**CHALLENGE**
Repeat the listing in full. Nothing may be added or left out.

**EXTRACTED DATA**
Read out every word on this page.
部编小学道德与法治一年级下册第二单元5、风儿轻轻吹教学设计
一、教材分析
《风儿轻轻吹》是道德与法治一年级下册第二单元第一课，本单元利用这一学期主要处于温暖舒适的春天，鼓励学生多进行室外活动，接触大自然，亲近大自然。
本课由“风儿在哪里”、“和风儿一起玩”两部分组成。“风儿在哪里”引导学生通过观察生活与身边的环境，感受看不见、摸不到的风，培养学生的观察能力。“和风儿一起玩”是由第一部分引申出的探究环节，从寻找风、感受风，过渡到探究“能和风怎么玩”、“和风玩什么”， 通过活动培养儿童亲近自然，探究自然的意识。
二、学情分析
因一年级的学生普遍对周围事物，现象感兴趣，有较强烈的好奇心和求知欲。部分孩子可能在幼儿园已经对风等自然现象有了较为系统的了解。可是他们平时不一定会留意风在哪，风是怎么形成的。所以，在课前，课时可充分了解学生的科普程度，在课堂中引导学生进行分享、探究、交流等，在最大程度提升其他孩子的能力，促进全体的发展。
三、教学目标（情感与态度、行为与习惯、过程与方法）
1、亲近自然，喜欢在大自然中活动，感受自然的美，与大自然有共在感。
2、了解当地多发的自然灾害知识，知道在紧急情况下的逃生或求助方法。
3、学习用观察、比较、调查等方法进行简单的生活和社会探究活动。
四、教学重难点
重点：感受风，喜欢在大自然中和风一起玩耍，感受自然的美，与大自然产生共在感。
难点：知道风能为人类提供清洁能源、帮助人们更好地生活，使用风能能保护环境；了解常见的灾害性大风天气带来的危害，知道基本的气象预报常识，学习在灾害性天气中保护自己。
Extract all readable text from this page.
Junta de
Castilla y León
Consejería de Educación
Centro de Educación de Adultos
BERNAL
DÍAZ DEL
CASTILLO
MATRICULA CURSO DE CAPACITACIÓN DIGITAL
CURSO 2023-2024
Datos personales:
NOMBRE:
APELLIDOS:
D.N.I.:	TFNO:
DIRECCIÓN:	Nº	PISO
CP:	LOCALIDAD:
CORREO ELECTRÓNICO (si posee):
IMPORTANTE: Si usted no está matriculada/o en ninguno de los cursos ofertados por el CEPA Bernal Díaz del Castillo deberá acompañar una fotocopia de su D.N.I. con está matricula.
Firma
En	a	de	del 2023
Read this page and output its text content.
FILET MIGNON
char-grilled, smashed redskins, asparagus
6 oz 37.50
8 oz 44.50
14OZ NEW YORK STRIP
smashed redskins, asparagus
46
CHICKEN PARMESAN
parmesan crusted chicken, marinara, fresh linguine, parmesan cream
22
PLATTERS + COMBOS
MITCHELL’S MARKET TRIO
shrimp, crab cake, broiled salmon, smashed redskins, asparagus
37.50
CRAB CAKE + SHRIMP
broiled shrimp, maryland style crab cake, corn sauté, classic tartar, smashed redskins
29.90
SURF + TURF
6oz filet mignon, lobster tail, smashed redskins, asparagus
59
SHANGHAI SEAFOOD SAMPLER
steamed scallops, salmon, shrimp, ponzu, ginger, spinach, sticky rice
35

**TASK RESPONSE**
Read out every word on this page.
部编小学道德与法治一年级下册第二单元5、风儿轻轻吹教学设计
一、教材分析
《风儿轻轻吹》是道德与法治一年级下册第二单元第一课，本单元利用这一学期主要处于温暖舒适的春天，鼓励学生多进行室外活动，接触大自然，亲近大自然。
本课由“风儿在哪里”、“和风儿一起玩”两部分组成。“风儿在哪里”引导学生通过观察生活与身边的环境，感受看不见、摸不到的风，培养学生的观察能力。“和风儿一起玩”是由第一部分引申出的探究环节，从寻找风、感受风，过渡到探究“能和风怎么玩”、“和风玩什么”， 通过活动培养儿童亲近自然，探究自然的意识。
二、学情分析
因一年级的学生普遍对周围事物，现象感兴趣，有较强烈的好奇心和求知欲。部分孩子可能在幼儿园已经对风等自然现象有了较为系统的了解。可是他们平时不一定会留意风在哪，风是怎么形成的。所以，在课前，课时可充分了解学生的科普程度，在课堂中引导学生进行分享、探究、交流等，在最大程度提升其他孩子的能力，促进全体的发展。
三、教学目标（情感与态度、行为与习惯、过程与方法）
1、亲近自然，喜欢在大自然中活动，感受自然的美，与大自然有共在感。
2、了解当地多发的自然灾害知识，知道在紧急情况下的逃生或求助方法。
3、学习用观察、比较、调查等方法进行简单的生活和社会探究活动。
四、教学重难点
重点：感受风，喜欢在大自然中和风一起玩耍，感受自然的美，与大自然产生共在感。
难点：知道风能为人类提供清洁能源、帮助人们更好地生活，使用风能能保护环境；了解常见的灾害性大风天气带来的危害，知道基本的气象预报常识，学习在灾害性天气中保护自己。
Extract all readable text from this page.
Junta de
Castilla y León
Consejería de Educación
Centro de Educación de Adultos
BERNAL
DÍAZ DEL
CASTILLO
MATRICULA CURSO DE CAPACITACIÓN DIGITAL
CURSO 2023-2024
Datos personales:
NOMBRE:
APELLIDOS:
D.N.I.:	TFNO:
DIRECCIÓN:	Nº	PISO
CP:	LOCALIDAD:
CORREO ELECTRÓNICO (si posee):
IMPORTANTE: Si usted no está matriculada/o en ninguno de los cursos ofertados por el CEPA Bernal Díaz del Castillo deberá acompañar una fotocopia de su D.N.I. con está matricula.
Firma
En	a	de	del 2023
Read this page and output its text content.
FILET MIGNON
char-grilled, smashed redskins, asparagus
6 oz 37.50
8 oz 44.50
14OZ NEW YORK STRIP
smashed redskins, asparagus
46
CHICKEN PARMESAN
parmesan crusted chicken, marinara, fresh linguine, parmesan cream
22
PLATTERS + COMBOS
MITCHELL’S MARKET TRIO
shrimp, crab cake, broiled salmon, smashed redskins, asparagus
37.50
CRAB CAKE + SHRIMP
broiled shrimp, maryland style crab cake, corn sauté, classic tartar, smashed redskins
29.90
SURF + TURF
6oz filet mignon, lobster tail, smashed redskins, asparagus
59
SHANGHAI SEAFOOD SAMPLER
steamed scallops, salmon, shrimp, ponzu, ginger, spinach, sticky rice
35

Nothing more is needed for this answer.